- SHORT PROBLEM -
Please output every line of the material as it stands, without the pictures.
- - -
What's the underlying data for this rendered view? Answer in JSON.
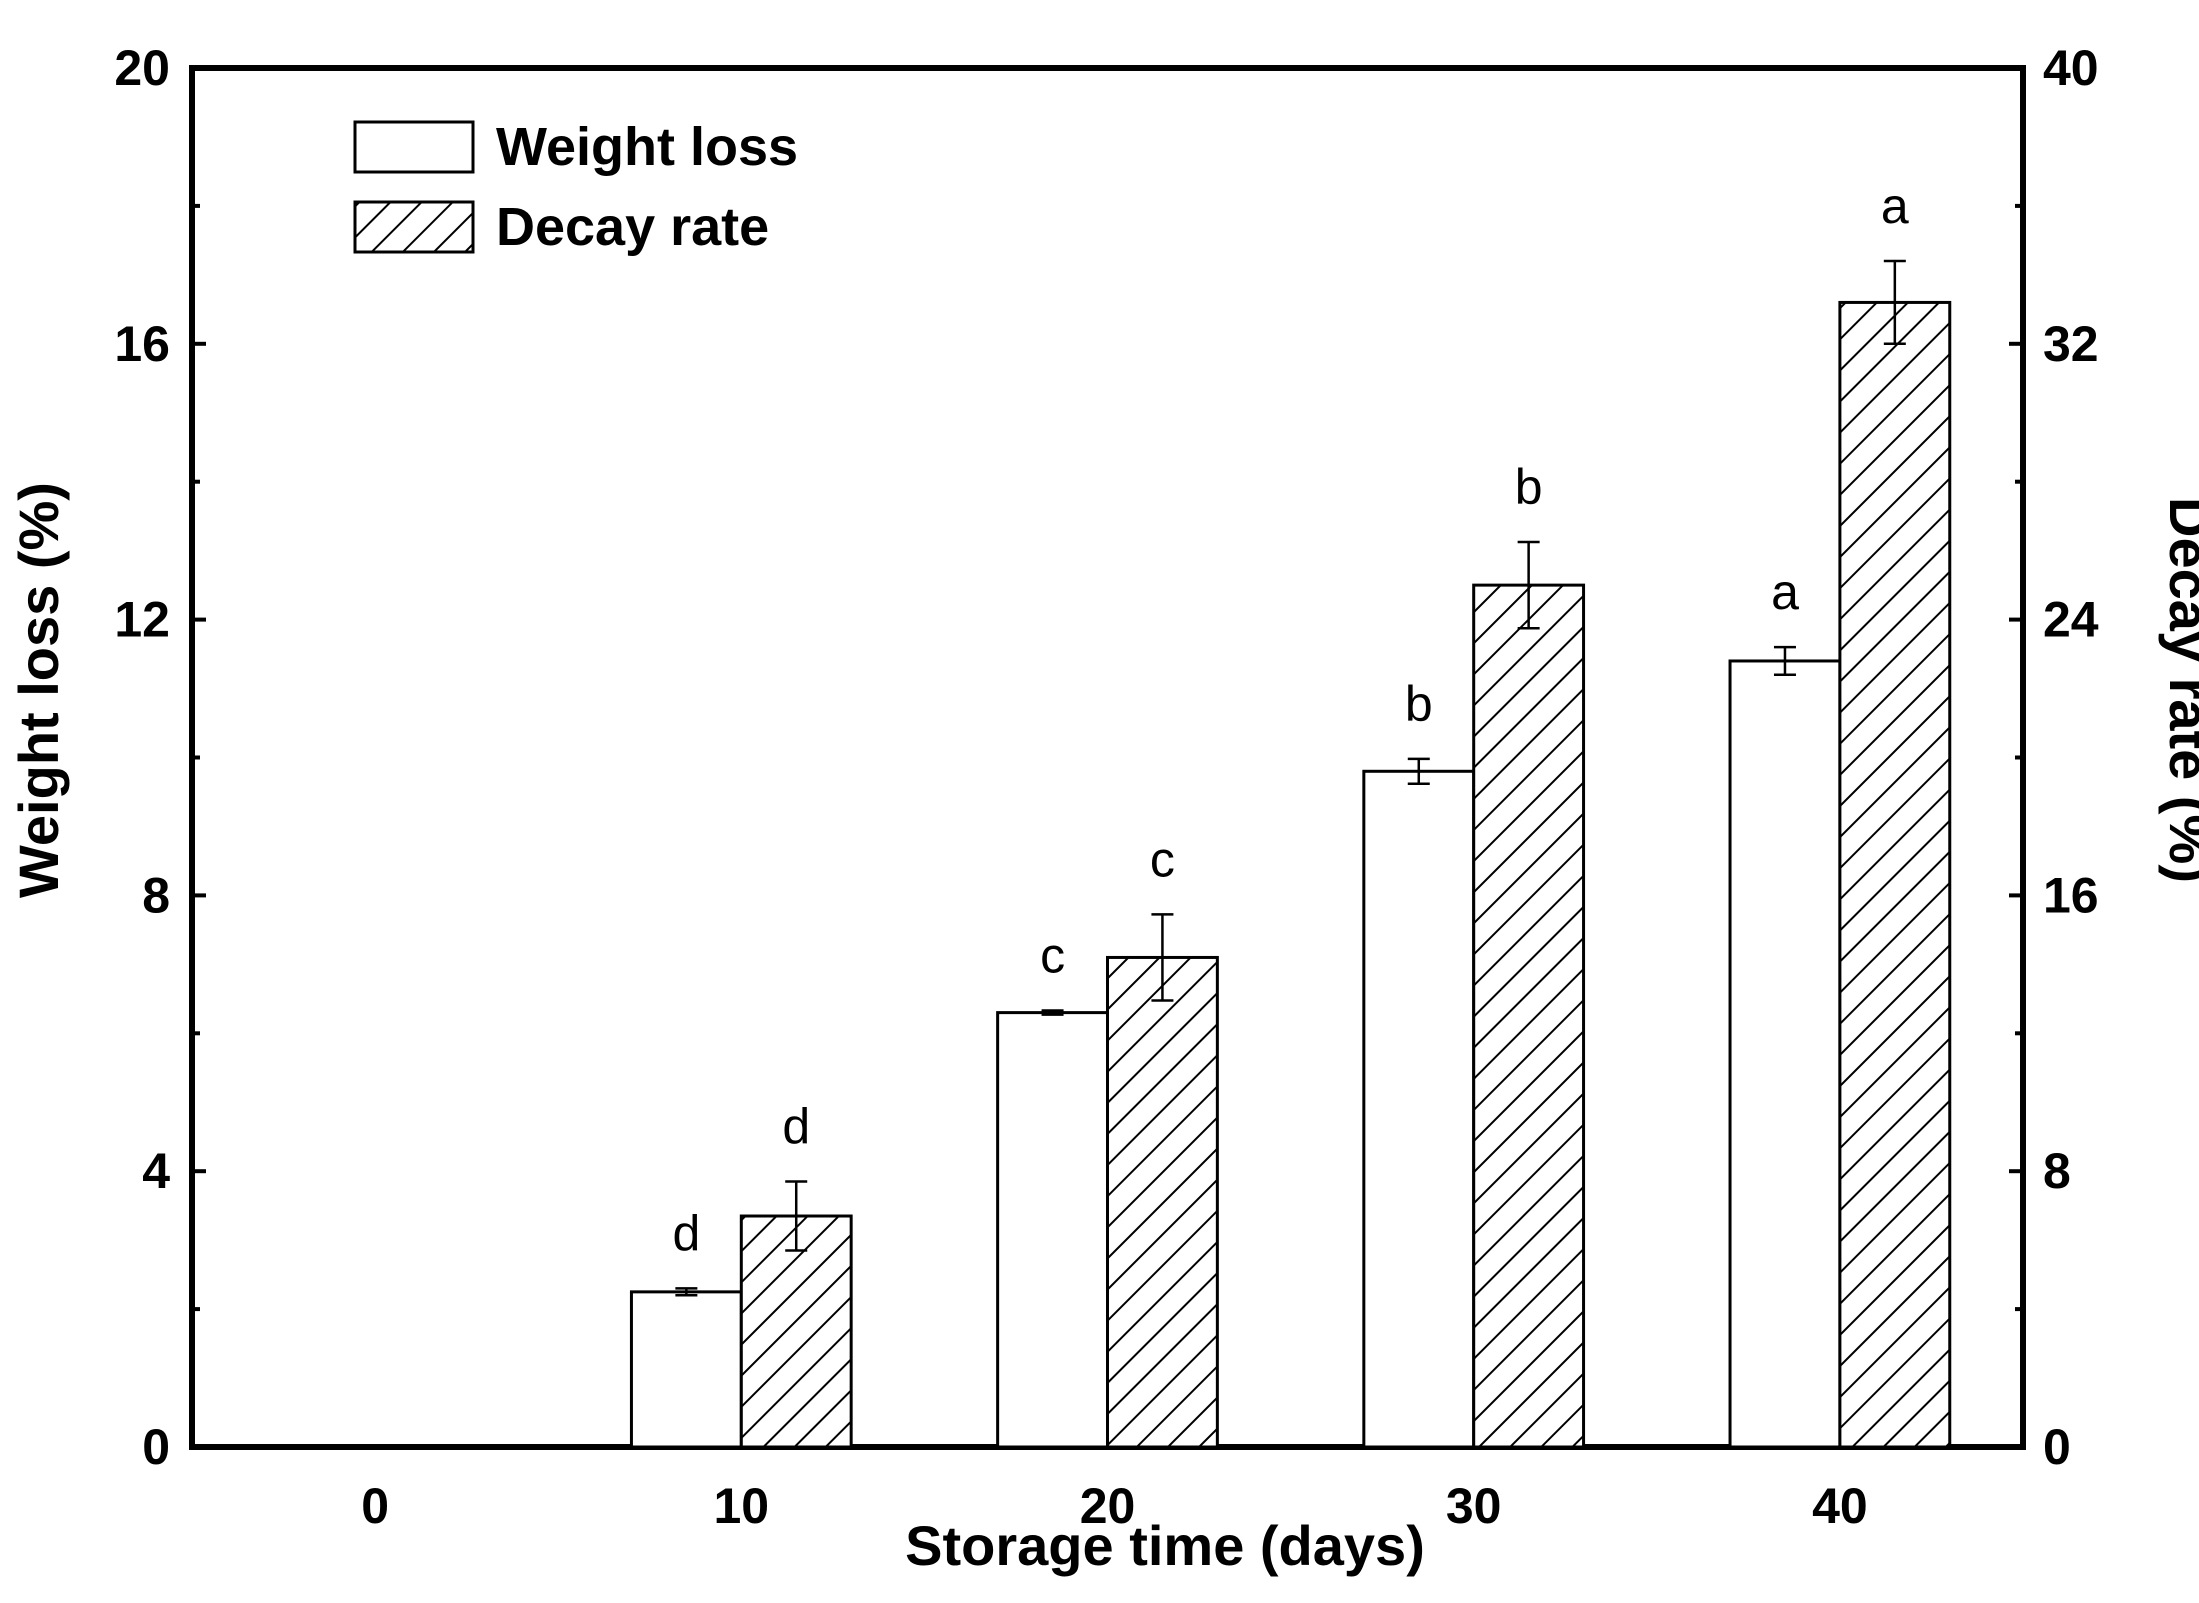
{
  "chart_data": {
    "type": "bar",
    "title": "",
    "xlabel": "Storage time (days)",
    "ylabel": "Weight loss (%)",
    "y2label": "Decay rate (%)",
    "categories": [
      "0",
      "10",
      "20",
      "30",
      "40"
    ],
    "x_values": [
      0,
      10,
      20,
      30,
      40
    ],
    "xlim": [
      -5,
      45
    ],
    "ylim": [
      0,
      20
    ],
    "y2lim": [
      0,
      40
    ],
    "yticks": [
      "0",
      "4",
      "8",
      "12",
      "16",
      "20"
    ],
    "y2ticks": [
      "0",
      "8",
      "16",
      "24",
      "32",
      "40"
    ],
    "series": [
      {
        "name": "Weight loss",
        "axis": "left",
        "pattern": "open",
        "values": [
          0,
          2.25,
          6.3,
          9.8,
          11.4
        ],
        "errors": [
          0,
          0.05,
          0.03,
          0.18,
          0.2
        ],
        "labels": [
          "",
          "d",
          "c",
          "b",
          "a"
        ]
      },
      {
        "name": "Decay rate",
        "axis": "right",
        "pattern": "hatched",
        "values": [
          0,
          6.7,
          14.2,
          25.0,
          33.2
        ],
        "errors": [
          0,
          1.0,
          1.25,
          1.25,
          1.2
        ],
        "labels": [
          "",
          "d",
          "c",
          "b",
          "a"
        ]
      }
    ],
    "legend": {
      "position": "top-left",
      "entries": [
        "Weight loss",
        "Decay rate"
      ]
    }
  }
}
- - -
- EXERCISE RESPONSE -
What's the underlying data for this rendered view? Answer in JSON.
{
  "chart_data": {
    "type": "bar",
    "title": "",
    "xlabel": "Storage time (days)",
    "ylabel": "Weight loss (%)",
    "y2label": "Decay rate (%)",
    "categories": [
      "0",
      "10",
      "20",
      "30",
      "40"
    ],
    "x_values": [
      0,
      10,
      20,
      30,
      40
    ],
    "xlim": [
      -5,
      45
    ],
    "ylim": [
      0,
      20
    ],
    "y2lim": [
      0,
      40
    ],
    "yticks": [
      "0",
      "4",
      "8",
      "12",
      "16",
      "20"
    ],
    "y2ticks": [
      "0",
      "8",
      "16",
      "24",
      "32",
      "40"
    ],
    "series": [
      {
        "name": "Weight loss",
        "axis": "left",
        "pattern": "open",
        "values": [
          0,
          2.25,
          6.3,
          9.8,
          11.4
        ],
        "errors": [
          0,
          0.05,
          0.03,
          0.18,
          0.2
        ],
        "labels": [
          "",
          "d",
          "c",
          "b",
          "a"
        ]
      },
      {
        "name": "Decay rate",
        "axis": "right",
        "pattern": "hatched",
        "values": [
          0,
          6.7,
          14.2,
          25.0,
          33.2
        ],
        "errors": [
          0,
          1.0,
          1.25,
          1.25,
          1.2
        ],
        "labels": [
          "",
          "d",
          "c",
          "b",
          "a"
        ]
      }
    ],
    "legend": {
      "position": "top-left",
      "entries": [
        "Weight loss",
        "Decay rate"
      ]
    }
  }
}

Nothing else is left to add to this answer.